* [DIRECTIONS] From the listing below, select every line where the word "mammals" appears.

(Data extracted from a collection)
►

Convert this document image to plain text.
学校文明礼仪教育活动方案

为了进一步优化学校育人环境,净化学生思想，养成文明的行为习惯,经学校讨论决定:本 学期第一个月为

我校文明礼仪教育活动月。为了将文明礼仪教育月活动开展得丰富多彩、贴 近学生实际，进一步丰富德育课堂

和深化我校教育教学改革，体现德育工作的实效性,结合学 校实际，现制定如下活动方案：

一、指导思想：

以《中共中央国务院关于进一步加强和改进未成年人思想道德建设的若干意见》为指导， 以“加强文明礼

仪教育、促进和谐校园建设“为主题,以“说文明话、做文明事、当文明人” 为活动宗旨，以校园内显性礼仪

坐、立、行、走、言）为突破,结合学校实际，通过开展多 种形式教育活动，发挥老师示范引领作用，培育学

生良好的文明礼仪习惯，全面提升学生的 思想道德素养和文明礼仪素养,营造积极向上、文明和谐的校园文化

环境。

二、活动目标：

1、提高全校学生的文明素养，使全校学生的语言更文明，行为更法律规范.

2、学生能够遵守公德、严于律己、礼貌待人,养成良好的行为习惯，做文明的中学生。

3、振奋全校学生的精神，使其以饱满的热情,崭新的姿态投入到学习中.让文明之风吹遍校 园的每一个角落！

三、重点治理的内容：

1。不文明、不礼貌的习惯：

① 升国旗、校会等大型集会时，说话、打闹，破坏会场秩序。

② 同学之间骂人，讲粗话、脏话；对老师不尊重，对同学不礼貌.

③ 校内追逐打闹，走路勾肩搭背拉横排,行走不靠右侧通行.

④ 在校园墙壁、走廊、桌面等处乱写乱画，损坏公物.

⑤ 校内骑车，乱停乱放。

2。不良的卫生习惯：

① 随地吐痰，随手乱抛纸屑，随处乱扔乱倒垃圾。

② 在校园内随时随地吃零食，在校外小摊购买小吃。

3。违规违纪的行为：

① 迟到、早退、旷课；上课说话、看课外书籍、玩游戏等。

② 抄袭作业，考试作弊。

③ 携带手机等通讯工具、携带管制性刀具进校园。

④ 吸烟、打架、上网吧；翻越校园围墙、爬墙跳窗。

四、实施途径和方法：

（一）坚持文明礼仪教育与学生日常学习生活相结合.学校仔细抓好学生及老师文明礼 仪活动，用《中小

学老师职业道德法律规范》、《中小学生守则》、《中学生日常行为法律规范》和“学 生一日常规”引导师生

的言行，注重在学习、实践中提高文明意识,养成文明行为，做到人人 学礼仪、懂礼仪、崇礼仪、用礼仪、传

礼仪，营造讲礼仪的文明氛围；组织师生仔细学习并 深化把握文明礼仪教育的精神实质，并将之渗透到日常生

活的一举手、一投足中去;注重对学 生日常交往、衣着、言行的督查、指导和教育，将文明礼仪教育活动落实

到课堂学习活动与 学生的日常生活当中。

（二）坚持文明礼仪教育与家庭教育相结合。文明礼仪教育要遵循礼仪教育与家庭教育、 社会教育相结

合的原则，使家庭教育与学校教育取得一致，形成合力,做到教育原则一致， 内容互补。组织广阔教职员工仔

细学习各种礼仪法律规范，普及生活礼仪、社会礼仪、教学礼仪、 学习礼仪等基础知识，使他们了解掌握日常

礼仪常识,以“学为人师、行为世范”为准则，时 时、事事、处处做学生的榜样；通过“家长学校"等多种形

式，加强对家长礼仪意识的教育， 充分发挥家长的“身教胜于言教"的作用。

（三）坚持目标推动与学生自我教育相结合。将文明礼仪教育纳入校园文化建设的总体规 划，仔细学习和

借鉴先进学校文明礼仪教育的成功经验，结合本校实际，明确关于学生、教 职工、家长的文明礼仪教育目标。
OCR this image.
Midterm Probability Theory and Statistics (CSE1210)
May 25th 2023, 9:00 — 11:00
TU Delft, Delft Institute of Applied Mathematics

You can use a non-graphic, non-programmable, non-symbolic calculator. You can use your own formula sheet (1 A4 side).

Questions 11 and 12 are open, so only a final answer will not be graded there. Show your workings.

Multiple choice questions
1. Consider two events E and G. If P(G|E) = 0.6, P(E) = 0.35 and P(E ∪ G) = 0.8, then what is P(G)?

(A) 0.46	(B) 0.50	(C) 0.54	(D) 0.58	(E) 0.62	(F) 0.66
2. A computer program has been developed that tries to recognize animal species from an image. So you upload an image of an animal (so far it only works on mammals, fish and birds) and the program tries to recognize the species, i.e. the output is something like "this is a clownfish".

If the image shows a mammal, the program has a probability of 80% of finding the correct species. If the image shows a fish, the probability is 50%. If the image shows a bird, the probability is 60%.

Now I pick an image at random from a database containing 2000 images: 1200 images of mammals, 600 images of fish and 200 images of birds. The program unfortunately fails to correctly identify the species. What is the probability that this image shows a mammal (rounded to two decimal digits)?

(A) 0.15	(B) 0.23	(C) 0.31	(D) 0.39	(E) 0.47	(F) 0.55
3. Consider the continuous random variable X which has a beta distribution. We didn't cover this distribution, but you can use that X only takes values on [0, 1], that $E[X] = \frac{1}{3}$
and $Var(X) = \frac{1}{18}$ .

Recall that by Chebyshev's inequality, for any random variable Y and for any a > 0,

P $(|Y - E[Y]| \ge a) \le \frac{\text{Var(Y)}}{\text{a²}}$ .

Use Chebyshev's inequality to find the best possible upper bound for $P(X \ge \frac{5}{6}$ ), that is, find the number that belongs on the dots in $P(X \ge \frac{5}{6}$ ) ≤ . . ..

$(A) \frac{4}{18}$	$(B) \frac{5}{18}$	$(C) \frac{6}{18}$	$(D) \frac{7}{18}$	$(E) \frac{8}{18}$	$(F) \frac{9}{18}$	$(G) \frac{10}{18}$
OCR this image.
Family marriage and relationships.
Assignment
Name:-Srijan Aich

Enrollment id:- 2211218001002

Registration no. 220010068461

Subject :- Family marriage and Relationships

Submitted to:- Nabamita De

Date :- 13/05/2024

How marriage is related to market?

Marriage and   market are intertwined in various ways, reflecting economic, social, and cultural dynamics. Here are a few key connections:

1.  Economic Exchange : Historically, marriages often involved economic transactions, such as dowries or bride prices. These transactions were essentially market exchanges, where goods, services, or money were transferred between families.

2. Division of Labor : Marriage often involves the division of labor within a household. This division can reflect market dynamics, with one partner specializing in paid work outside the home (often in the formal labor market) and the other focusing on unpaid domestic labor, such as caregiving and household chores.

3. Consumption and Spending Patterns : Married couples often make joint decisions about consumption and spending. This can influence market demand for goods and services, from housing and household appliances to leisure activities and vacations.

◄

* [TASK OUTPUT]
2. A computer program has been developed that tries to recognize animal species from an image. So you upload an image of an animal (so far it only works on mammals, fish and birds) and the program tries to recognize the species, i.e. the output is something like "this is a clownfish".
Now I pick an image at random from a database containing 2000 images: 1200 images of mammals, 600 images of fish and 200 images of birds. The program unfortunately fails to correctly identify the species. What is the probability that this image shows a mammal (rounded to two decimal digits)?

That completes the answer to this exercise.